Task directions -
Copy each line exactly. Drop every picture.

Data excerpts
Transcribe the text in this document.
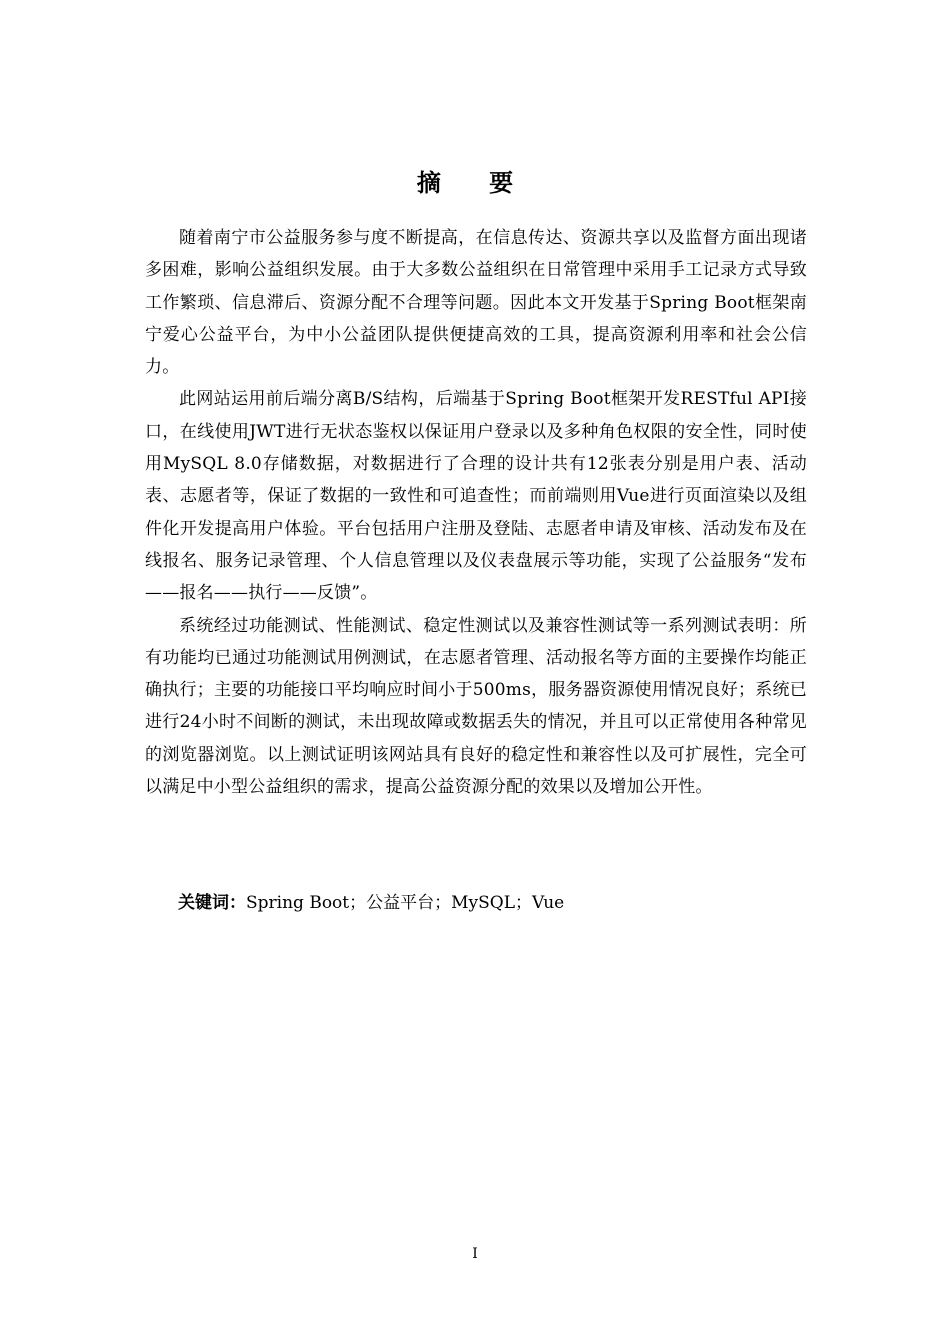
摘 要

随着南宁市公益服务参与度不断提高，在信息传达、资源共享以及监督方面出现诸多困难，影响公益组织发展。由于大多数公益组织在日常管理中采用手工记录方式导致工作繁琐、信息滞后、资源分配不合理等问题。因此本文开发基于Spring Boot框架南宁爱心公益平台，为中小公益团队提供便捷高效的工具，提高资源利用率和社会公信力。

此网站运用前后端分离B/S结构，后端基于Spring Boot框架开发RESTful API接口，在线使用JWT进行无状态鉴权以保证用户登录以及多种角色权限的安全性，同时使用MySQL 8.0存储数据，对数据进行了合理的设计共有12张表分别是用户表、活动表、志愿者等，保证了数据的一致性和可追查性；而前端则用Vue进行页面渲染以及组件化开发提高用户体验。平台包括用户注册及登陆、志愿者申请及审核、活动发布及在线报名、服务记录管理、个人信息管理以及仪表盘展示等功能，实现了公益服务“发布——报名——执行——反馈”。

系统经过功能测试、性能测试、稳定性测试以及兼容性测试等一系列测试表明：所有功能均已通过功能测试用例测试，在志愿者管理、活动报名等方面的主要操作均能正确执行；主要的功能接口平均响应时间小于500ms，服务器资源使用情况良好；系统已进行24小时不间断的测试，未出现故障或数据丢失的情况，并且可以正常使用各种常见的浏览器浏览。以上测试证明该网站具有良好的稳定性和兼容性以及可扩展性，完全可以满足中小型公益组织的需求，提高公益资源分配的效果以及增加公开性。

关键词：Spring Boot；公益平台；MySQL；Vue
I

Exercise result -
Transcribe the text in this document.
摘 要

随着南宁市公益服务参与度不断提高，在信息传达、资源共享以及监督方面出现诸多困难，影响公益组织发展。由于大多数公益组织在日常管理中采用手工记录方式导致工作繁琐、信息滞后、资源分配不合理等问题。因此本文开发基于Spring Boot框架南宁爱心公益平台，为中小公益团队提供便捷高效的工具，提高资源利用率和社会公信力。

此网站运用前后端分离B/S结构，后端基于Spring Boot框架开发RESTful API接口，在线使用JWT进行无状态鉴权以保证用户登录以及多种角色权限的安全性，同时使用MySQL 8.0存储数据，对数据进行了合理的设计共有12张表分别是用户表、活动表、志愿者等，保证了数据的一致性和可追查性；而前端则用Vue进行页面渲染以及组件化开发提高用户体验。平台包括用户注册及登陆、志愿者申请及审核、活动发布及在线报名、服务记录管理、个人信息管理以及仪表盘展示等功能，实现了公益服务“发布——报名——执行——反馈”。

系统经过功能测试、性能测试、稳定性测试以及兼容性测试等一系列测试表明：所有功能均已通过功能测试用例测试，在志愿者管理、活动报名等方面的主要操作均能正确执行；主要的功能接口平均响应时间小于500ms，服务器资源使用情况良好；系统已进行24小时不间断的测试，未出现故障或数据丢失的情况，并且可以正常使用各种常见的浏览器浏览。以上测试证明该网站具有良好的稳定性和兼容性以及可扩展性，完全可以满足中小型公益组织的需求，提高公益资源分配的效果以及增加公开性。

关键词：Spring Boot；公益平台；MySQL；Vue
I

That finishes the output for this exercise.